### [Challenge]
Gather the lines from the material that contain "SEAT".

### [Data excerpts]
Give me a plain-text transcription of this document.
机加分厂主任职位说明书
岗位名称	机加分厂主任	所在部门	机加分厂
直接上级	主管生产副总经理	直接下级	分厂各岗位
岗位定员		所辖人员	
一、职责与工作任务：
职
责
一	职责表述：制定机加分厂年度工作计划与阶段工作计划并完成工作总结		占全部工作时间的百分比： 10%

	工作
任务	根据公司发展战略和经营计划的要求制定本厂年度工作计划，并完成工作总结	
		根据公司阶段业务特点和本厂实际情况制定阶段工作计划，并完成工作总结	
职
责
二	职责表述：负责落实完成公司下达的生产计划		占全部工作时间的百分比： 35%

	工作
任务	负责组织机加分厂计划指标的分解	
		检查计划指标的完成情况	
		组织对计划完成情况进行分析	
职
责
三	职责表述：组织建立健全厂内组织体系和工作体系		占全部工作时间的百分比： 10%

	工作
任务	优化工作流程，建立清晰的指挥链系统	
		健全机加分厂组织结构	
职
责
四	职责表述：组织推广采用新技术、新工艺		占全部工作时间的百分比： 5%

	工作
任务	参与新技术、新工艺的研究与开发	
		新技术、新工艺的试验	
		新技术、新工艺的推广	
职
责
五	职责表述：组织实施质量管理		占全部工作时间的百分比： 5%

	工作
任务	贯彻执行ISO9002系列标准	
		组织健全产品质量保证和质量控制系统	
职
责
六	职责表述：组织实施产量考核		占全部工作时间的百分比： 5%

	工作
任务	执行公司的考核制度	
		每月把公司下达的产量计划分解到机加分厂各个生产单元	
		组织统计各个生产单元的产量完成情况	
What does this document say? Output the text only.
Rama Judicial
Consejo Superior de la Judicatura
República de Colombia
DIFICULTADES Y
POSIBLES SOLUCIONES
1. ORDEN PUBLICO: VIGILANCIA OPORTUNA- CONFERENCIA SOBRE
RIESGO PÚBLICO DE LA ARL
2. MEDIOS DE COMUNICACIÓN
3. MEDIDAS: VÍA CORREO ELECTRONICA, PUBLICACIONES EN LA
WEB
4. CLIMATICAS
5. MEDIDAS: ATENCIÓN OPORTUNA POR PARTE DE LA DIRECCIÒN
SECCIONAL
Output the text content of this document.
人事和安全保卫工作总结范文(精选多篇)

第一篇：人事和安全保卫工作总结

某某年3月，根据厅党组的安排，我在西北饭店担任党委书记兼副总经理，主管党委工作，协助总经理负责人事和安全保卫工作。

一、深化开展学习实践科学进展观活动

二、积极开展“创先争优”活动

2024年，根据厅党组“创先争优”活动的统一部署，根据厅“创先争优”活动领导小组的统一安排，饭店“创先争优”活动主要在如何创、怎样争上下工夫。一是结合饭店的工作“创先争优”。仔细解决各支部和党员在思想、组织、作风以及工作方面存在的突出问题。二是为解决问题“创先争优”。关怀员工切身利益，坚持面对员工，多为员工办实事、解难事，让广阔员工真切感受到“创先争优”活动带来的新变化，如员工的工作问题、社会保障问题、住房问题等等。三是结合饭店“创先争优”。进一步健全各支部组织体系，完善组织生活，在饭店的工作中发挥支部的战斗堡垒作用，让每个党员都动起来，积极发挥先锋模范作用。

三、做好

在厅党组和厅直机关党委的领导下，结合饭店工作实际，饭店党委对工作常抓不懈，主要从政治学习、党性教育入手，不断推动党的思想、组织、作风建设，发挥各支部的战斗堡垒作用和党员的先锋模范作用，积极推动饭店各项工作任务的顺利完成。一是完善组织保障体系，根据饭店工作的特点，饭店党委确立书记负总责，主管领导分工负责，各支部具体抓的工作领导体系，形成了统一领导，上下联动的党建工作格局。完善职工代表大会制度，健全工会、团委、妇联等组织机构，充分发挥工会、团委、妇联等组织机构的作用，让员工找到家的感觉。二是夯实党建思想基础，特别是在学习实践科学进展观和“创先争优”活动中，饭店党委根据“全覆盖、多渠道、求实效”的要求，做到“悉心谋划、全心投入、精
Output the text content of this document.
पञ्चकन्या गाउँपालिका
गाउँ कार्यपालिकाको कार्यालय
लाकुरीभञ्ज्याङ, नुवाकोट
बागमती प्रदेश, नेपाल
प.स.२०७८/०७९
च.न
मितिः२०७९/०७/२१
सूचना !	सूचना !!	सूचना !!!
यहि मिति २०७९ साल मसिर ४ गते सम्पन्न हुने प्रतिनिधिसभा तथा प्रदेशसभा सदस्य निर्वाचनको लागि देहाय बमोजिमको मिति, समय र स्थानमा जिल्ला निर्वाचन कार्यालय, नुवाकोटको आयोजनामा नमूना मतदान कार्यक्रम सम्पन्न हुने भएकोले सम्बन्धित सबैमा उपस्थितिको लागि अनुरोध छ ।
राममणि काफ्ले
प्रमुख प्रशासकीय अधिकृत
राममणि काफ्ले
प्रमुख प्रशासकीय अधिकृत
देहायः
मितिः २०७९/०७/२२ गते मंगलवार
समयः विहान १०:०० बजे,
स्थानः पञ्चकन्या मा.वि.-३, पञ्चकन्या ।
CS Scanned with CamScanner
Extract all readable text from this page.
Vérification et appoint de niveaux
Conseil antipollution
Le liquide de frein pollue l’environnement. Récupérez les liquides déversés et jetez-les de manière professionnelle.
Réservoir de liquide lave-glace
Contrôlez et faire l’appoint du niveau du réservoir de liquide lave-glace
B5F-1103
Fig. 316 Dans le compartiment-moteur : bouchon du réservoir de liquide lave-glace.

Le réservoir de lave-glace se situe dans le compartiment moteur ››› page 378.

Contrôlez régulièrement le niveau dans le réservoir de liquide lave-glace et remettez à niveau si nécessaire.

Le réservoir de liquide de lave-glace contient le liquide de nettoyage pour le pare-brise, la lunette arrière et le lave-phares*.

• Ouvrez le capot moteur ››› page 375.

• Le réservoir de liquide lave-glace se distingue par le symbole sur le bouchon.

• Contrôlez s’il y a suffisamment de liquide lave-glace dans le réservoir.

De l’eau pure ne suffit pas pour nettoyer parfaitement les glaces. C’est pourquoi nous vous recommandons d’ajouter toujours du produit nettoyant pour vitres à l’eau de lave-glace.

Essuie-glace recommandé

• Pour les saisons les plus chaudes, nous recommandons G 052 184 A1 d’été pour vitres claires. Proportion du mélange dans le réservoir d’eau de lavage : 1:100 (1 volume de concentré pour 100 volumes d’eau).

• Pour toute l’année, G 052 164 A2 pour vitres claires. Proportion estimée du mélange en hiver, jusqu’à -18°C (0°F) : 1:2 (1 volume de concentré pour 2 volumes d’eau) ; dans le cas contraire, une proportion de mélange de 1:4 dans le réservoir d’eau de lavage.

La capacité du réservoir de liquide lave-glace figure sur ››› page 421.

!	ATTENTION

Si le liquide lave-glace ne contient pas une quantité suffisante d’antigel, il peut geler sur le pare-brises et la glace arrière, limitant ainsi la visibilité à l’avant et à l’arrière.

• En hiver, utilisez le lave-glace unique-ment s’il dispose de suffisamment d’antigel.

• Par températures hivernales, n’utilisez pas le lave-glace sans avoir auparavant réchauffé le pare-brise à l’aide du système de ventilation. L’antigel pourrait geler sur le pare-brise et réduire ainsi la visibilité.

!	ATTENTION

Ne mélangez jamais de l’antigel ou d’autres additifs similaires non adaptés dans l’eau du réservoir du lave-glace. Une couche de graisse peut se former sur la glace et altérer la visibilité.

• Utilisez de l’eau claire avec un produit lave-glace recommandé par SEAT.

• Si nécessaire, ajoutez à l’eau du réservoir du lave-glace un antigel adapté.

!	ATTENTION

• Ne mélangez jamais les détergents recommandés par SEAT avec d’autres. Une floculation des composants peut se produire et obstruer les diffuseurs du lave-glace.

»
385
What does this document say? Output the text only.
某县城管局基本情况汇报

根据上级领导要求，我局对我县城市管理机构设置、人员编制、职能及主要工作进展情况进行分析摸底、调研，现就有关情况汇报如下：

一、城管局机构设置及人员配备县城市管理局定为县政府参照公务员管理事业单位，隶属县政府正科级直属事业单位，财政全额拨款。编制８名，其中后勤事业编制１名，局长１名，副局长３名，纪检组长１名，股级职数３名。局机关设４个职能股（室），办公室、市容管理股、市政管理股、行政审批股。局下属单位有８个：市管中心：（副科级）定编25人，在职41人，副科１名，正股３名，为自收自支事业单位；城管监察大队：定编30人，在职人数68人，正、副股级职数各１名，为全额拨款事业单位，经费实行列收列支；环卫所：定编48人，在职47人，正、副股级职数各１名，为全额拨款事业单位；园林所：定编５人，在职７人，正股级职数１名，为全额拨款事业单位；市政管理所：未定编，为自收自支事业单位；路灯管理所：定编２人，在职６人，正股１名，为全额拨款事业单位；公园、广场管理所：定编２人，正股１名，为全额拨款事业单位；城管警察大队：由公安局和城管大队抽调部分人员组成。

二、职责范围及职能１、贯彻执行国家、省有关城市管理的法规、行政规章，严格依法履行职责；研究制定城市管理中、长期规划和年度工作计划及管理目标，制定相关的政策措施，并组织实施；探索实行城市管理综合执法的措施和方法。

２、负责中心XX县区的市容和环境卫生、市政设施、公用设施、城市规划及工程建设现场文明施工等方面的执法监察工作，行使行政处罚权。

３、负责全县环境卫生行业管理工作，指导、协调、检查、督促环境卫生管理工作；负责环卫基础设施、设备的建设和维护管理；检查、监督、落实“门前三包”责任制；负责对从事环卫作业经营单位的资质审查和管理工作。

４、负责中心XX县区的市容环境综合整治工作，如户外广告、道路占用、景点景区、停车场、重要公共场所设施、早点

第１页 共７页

### [Solution for this exercise]
• Utilisez de l’eau claire avec un produit lave-glace recommandé par SEAT.
• Ne mélangez jamais les détergents recommandés par SEAT avec d’autres. Une floculation des composants peut se produire et obstruer les diffuseurs du lave-glace.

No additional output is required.